### TASK TO COMPLETE
Set down the full listing exactly as given. Any pictures are to be left out.

### MATERIAL PROVIDED
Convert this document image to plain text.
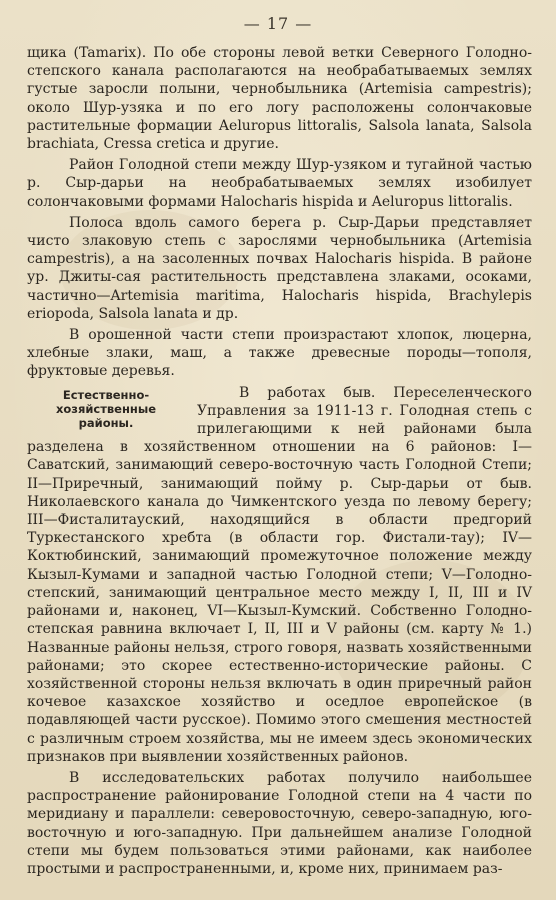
— 17 —

щика (Tamarix). По обе стороны левой ветки Северного Голодно-степского канала располагаются на необрабатываемых землях густые заросли полыни, чернобыльника (Artemisia campestris); около Шур-узяка и по его логу расположены солончаковые растительные формации Aeluropus littoralis, Salsola lanata, Salsola brachiata, Cressa cretica и другие.

Район Голодной степи между Шур-узяком и тугайной частью р. Сыр-дарьи на необрабатываемых землях изобилует солончаковыми формами Halocharis hispida и Aeluropus littoralis.

Полоса вдоль самого берега р. Сыр-Дарьи представляет чисто злаковую степь с зарослями чернобыльника (Artemisia campestris), а на засоленных почвах Halocharis hispida. В районе ур. Джиты-сая растительность представлена злаками, осоками, частично—Artemisia maritima, Halocharis hispida, Brachylepis eriopoda, Salsola lanata и др.

В орошенной части степи произрастают хлопок, люцерна, хлебные злаки, маш, а также древесные породы—тополя, фруктовые деревья.

Естественно-хозяйственные районы.

В работах быв. Переселенческого Управления за 1911-13 г. Голодная степь с прилегающими к ней районами была разделена в хозяйственном отношении на 6 районов: I—Саватский, занимающий северо-восточную часть Голодной Степи; II—Приречный, занимающий пойму р. Сыр-дарьи от быв. Николаевского канала до Чимкентского уезда по левому берегу; III—Фисталитауский, находящийся в области предгорий Туркестанского хребта (в области гор. Фистали-тау); IV—Коктюбинский, занимающий промежуточное положение между Кызыл-Кумами и западной частью Голодной степи; V—Голодно-степский, занимающий центральное место между I, II, III и IV районами и, наконец, VI—Кызыл-Кумский. Собственно Голодно-степская равнина включает I, II, III и V районы (см. карту № 1.) Названные районы нельзя, строго говоря, назвать хозяйственными районами; это скорее естественно-исторические районы. С хозяйственной стороны нельзя включать в один приречный район кочевое казахское хозяйство и оседлое европейское (в подавляющей части русское). Помимо этого смешения местностей с различным строем хозяйства, мы не имеем здесь экономических признаков при выявлении хозяйственных районов.

В исследовательских работах получило наибольшее распространение районирование Голодной степи на 4 части по меридиану и параллели: северовосточную, северо-западную, юго-восточную и юго-западную. При дальнейшем анализе Голодной степи мы будем пользоваться этими районами, как наиболее простыми и распространенными, и, кроме них, принимаем раз-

### TASK ANSWER
Convert this document image to plain text.
— 17 —

щика (Tamarix). По обе стороны левой ветки Северного Голодно-степского канала располагаются на необрабатываемых землях густые заросли полыни, чернобыльника (Artemisia campestris); около Шур-узяка и по его логу расположены солончаковые растительные формации Aeluropus littoralis, Salsola lanata, Salsola brachiata, Cressa cretica и другие.

Район Голодной степи между Шур-узяком и тугайной частью р. Сыр-дарьи на необрабатываемых землях изобилует солончаковыми формами Halocharis hispida и Aeluropus littoralis.

Полоса вдоль самого берега р. Сыр-Дарьи представляет чисто злаковую степь с зарослями чернобыльника (Artemisia campestris), а на засоленных почвах Halocharis hispida. В районе ур. Джиты-сая растительность представлена злаками, осоками, частично—Artemisia maritima, Halocharis hispida, Brachylepis eriopoda, Salsola lanata и др.

В орошенной части степи произрастают хлопок, люцерна, хлебные злаки, маш, а также древесные породы—тополя, фруктовые деревья.

Естественно-хозяйственные районы.

В работах быв. Переселенческого Управления за 1911-13 г. Голодная степь с прилегающими к ней районами была разделена в хозяйственном отношении на 6 районов: I—Саватский, занимающий северо-восточную часть Голодной Степи; II—Приречный, занимающий пойму р. Сыр-дарьи от быв. Николаевского канала до Чимкентского уезда по левому берегу; III—Фисталитауский, находящийся в области предгорий Туркестанского хребта (в области гор. Фистали-тау); IV—Коктюбинский, занимающий промежуточное положение между Кызыл-Кумами и западной частью Голодной степи; V—Голодно-степский, занимающий центральное место между I, II, III и IV районами и, наконец, VI—Кызыл-Кумский. Собственно Голодно-степская равнина включает I, II, III и V районы (см. карту № 1.) Названные районы нельзя, строго говоря, назвать хозяйственными районами; это скорее естественно-исторические районы. С хозяйственной стороны нельзя включать в один приречный район кочевое казахское хозяйство и оседлое европейское (в подавляющей части русское). Помимо этого смешения местностей с различным строем хозяйства, мы не имеем здесь экономических признаков при выявлении хозяйственных районов.

В исследовательских работах получило наибольшее распространение районирование Голодной степи на 4 части по меридиану и параллели: северовосточную, северо-западную, юго-восточную и юго-западную. При дальнейшем анализе Голодной степи мы будем пользоваться этими районами, как наиболее простыми и распространенными, и, кроме них, принимаем раз-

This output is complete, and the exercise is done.